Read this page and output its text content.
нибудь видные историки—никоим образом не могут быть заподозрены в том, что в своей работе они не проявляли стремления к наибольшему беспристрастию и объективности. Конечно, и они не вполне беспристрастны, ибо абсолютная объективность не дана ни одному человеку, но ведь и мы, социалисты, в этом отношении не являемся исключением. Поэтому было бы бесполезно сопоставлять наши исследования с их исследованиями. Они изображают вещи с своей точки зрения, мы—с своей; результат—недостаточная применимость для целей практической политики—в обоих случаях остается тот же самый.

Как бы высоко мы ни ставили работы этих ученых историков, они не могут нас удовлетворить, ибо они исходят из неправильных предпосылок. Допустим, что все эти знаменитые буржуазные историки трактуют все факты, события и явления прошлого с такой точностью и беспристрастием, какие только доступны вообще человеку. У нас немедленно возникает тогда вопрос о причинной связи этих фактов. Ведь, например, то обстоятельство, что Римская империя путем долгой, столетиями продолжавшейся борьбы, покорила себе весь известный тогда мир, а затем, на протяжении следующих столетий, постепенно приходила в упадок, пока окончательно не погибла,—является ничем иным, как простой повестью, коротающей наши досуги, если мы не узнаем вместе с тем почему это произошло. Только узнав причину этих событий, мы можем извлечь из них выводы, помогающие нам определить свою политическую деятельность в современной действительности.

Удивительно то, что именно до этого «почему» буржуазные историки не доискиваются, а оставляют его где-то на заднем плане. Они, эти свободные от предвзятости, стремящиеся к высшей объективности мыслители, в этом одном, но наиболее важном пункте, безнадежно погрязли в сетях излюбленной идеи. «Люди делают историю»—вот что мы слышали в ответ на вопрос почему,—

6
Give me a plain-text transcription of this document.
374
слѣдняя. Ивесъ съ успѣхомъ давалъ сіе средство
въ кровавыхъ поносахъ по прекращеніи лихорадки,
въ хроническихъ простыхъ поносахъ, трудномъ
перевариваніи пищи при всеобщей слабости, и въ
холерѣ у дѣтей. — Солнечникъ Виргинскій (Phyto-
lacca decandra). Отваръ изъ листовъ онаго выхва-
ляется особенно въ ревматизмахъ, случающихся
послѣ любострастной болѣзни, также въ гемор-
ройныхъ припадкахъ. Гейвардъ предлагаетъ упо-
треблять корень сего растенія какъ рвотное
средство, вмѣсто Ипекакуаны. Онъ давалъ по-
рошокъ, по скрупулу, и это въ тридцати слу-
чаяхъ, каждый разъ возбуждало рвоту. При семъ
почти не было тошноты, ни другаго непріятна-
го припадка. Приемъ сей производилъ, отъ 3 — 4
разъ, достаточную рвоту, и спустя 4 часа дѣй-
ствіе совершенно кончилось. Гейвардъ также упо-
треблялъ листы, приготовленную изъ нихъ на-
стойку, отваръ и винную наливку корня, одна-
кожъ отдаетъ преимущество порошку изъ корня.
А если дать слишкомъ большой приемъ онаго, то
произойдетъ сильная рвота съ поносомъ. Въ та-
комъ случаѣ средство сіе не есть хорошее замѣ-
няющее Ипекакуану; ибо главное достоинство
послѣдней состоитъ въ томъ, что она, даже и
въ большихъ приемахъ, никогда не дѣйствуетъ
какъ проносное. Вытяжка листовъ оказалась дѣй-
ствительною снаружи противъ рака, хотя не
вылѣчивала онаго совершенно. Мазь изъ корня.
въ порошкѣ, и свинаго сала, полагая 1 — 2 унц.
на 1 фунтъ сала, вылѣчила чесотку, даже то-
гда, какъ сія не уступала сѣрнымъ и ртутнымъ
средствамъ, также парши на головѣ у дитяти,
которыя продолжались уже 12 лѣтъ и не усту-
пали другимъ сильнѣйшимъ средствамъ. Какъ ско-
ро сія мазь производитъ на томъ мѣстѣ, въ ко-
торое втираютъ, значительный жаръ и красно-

→ **TASK BRIEF**
Give the count of lines that hold the word "Гейвардъ", with nothing added.

→ **EXPECTED ANSWER**
2